▸ **EXERCISE OBJECTIVE**: Give all of the lines again exactly as they read.

(Records contained in a dataset)
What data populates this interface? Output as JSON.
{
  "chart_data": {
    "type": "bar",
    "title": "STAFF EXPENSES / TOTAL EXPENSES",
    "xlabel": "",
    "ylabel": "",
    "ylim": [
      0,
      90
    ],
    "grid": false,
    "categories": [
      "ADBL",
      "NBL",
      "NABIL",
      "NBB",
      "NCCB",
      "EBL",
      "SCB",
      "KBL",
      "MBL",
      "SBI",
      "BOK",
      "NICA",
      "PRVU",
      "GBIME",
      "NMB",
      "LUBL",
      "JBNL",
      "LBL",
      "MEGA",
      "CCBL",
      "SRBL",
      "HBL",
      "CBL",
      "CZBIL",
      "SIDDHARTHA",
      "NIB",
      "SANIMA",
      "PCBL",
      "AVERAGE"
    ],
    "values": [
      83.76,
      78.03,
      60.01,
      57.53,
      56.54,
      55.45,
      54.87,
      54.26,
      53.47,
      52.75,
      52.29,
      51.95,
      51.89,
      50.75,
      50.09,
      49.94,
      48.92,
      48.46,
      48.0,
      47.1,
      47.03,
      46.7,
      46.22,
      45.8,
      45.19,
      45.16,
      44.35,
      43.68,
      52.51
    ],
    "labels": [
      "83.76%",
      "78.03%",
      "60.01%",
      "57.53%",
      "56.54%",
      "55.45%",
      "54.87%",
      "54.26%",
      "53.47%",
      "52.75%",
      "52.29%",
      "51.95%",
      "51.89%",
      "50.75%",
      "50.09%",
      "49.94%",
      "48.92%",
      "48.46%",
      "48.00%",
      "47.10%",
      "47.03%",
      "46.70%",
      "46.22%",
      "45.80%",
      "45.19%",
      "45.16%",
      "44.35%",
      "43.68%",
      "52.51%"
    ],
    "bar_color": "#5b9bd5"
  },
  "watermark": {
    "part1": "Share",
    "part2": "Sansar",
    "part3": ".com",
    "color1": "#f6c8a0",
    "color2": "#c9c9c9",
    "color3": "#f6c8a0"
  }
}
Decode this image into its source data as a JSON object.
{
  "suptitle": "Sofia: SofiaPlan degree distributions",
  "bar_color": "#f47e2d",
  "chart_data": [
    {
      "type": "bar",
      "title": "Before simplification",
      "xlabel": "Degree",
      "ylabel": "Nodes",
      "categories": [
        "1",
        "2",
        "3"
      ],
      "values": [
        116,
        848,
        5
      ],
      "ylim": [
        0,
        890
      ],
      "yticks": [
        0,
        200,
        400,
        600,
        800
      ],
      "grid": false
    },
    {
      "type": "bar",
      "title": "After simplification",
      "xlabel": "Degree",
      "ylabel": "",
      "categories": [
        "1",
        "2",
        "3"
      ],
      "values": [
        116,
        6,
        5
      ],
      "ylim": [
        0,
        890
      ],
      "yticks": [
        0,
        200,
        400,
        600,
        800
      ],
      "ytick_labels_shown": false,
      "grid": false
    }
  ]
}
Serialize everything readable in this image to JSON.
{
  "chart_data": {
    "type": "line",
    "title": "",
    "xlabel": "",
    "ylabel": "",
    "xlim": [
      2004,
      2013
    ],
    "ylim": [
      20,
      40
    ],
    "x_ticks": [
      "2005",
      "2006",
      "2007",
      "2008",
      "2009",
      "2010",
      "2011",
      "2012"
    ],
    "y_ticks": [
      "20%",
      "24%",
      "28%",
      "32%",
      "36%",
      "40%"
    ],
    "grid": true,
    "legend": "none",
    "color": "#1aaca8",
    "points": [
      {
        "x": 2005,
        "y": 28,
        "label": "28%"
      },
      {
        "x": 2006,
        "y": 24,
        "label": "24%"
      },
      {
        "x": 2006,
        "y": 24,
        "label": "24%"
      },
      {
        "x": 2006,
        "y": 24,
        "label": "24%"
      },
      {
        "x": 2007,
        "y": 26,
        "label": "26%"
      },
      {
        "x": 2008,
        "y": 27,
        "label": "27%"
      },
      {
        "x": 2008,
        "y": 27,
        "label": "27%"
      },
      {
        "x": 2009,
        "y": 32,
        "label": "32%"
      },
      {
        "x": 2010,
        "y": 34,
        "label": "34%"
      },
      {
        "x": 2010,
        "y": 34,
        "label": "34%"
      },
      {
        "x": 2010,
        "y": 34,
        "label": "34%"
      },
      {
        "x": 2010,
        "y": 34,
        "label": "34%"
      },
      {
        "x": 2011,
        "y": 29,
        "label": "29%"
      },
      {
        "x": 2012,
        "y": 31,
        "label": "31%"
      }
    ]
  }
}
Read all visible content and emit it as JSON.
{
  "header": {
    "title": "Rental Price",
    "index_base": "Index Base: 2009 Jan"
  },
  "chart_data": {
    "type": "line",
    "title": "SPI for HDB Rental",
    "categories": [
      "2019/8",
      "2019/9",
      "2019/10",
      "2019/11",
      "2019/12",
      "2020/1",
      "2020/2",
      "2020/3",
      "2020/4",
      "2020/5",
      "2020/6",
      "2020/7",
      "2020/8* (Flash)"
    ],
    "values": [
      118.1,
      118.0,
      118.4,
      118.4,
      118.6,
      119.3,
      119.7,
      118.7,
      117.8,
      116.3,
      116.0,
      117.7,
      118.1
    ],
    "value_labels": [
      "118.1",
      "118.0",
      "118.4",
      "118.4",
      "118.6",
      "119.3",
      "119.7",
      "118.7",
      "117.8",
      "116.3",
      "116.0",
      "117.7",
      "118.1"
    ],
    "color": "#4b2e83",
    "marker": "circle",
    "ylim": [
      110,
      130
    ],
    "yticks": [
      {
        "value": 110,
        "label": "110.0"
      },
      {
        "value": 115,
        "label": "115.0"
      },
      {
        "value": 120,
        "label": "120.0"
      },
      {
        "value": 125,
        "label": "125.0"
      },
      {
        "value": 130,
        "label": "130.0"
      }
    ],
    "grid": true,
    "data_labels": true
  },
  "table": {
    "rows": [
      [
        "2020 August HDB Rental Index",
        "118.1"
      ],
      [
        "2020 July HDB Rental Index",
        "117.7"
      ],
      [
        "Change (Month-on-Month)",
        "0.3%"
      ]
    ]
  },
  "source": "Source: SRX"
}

▸ **OUTPUT FOR THIS TASK**:
What data populates this interface? Output as JSON.
{
  "chart_data": {
    "type": "bar",
    "title": "STAFF EXPENSES / TOTAL EXPENSES",
    "xlabel": "",
    "ylabel": "",
    "ylim": [
      0,
      90
    ],
    "grid": false,
    "categories": [
      "ADBL",
      "NBL",
      "NABIL",
      "NBB",
      "NCCB",
      "EBL",
      "SCB",
      "KBL",
      "MBL",
      "SBI",
      "BOK",
      "NICA",
      "PRVU",
      "GBIME",
      "NMB",
      "LUBL",
      "JBNL",
      "LBL",
      "MEGA",
      "CCBL",
      "SRBL",
      "HBL",
      "CBL",
      "CZBIL",
      "SIDDHARTHA",
      "NIB",
      "SANIMA",
      "PCBL",
      "AVERAGE"
    ],
    "values": [
      83.76,
      78.03,
      60.01,
      57.53,
      56.54,
      55.45,
      54.87,
      54.26,
      53.47,
      52.75,
      52.29,
      51.95,
      51.89,
      50.75,
      50.09,
      49.94,
      48.92,
      48.46,
      48.0,
      47.1,
      47.03,
      46.7,
      46.22,
      45.8,
      45.19,
      45.16,
      44.35,
      43.68,
      52.51
    ],
    "labels": [
      "83.76%",
      "78.03%",
      "60.01%",
      "57.53%",
      "56.54%",
      "55.45%",
      "54.87%",
      "54.26%",
      "53.47%",
      "52.75%",
      "52.29%",
      "51.95%",
      "51.89%",
      "50.75%",
      "50.09%",
      "49.94%",
      "48.92%",
      "48.46%",
      "48.00%",
      "47.10%",
      "47.03%",
      "46.70%",
      "46.22%",
      "45.80%",
      "45.19%",
      "45.16%",
      "44.35%",
      "43.68%",
      "52.51%"
    ],
    "bar_color": "#5b9bd5"
  },
  "watermark": {
    "part1": "Share",
    "part2": "Sansar",
    "part3": ".com",
    "color1": "#f6c8a0",
    "color2": "#c9c9c9",
    "color3": "#f6c8a0"
  }
}
Decode this image into its source data as a JSON object.
{
  "suptitle": "Sofia: SofiaPlan degree distributions",
  "bar_color": "#f47e2d",
  "chart_data": [
    {
      "type": "bar",
      "title": "Before simplification",
      "xlabel": "Degree",
      "ylabel": "Nodes",
      "categories": [
        "1",
        "2",
        "3"
      ],
      "values": [
        116,
        848,
        5
      ],
      "ylim": [
        0,
        890
      ],
      "yticks": [
        0,
        200,
        400,
        600,
        800
      ],
      "grid": false
    },
    {
      "type": "bar",
      "title": "After simplification",
      "xlabel": "Degree",
      "ylabel": "",
      "categories": [
        "1",
        "2",
        "3"
      ],
      "values": [
        116,
        6,
        5
      ],
      "ylim": [
        0,
        890
      ],
      "yticks": [
        0,
        200,
        400,
        600,
        800
      ],
      "ytick_labels_shown": false,
      "grid": false
    }
  ]
}
Serialize everything readable in this image to JSON.
{
  "chart_data": {
    "type": "line",
    "title": "",
    "xlabel": "",
    "ylabel": "",
    "xlim": [
      2004,
      2013
    ],
    "ylim": [
      20,
      40
    ],
    "x_ticks": [
      "2005",
      "2006",
      "2007",
      "2008",
      "2009",
      "2010",
      "2011",
      "2012"
    ],
    "y_ticks": [
      "20%",
      "24%",
      "28%",
      "32%",
      "36%",
      "40%"
    ],
    "grid": true,
    "legend": "none",
    "color": "#1aaca8",
    "points": [
      {
        "x": 2005,
        "y": 28,
        "label": "28%"
      },
      {
        "x": 2006,
        "y": 24,
        "label": "24%"
      },
      {
        "x": 2006,
        "y": 24,
        "label": "24%"
      },
      {
        "x": 2006,
        "y": 24,
        "label": "24%"
      },
      {
        "x": 2007,
        "y": 26,
        "label": "26%"
      },
      {
        "x": 2008,
        "y": 27,
        "label": "27%"
      },
      {
        "x": 2008,
        "y": 27,
        "label": "27%"
      },
      {
        "x": 2009,
        "y": 32,
        "label": "32%"
      },
      {
        "x": 2010,
        "y": 34,
        "label": "34%"
      },
      {
        "x": 2010,
        "y": 34,
        "label": "34%"
      },
      {
        "x": 2010,
        "y": 34,
        "label": "34%"
      },
      {
        "x": 2010,
        "y": 34,
        "label": "34%"
      },
      {
        "x": 2011,
        "y": 29,
        "label": "29%"
      },
      {
        "x": 2012,
        "y": 31,
        "label": "31%"
      }
    ]
  }
}
Read all visible content and emit it as JSON.
{
  "header": {
    "title": "Rental Price",
    "index_base": "Index Base: 2009 Jan"
  },
  "chart_data": {
    "type": "line",
    "title": "SPI for HDB Rental",
    "categories": [
      "2019/8",
      "2019/9",
      "2019/10",
      "2019/11",
      "2019/12",
      "2020/1",
      "2020/2",
      "2020/3",
      "2020/4",
      "2020/5",
      "2020/6",
      "2020/7",
      "2020/8* (Flash)"
    ],
    "values": [
      118.1,
      118.0,
      118.4,
      118.4,
      118.6,
      119.3,
      119.7,
      118.7,
      117.8,
      116.3,
      116.0,
      117.7,
      118.1
    ],
    "value_labels": [
      "118.1",
      "118.0",
      "118.4",
      "118.4",
      "118.6",
      "119.3",
      "119.7",
      "118.7",
      "117.8",
      "116.3",
      "116.0",
      "117.7",
      "118.1"
    ],
    "color": "#4b2e83",
    "marker": "circle",
    "ylim": [
      110,
      130
    ],
    "yticks": [
      {
        "value": 110,
        "label": "110.0"
      },
      {
        "value": 115,
        "label": "115.0"
      },
      {
        "value": 120,
        "label": "120.0"
      },
      {
        "value": 125,
        "label": "125.0"
      },
      {
        "value": 130,
        "label": "130.0"
      }
    ],
    "grid": true,
    "data_labels": true
  },
  "table": {
    "rows": [
      [
        "2020 August HDB Rental Index",
        "118.1"
      ],
      [
        "2020 July HDB Rental Index",
        "117.7"
      ],
      [
        "Change (Month-on-Month)",
        "0.3%"
      ]
    ]
  },
  "source": "Source: SRX"
}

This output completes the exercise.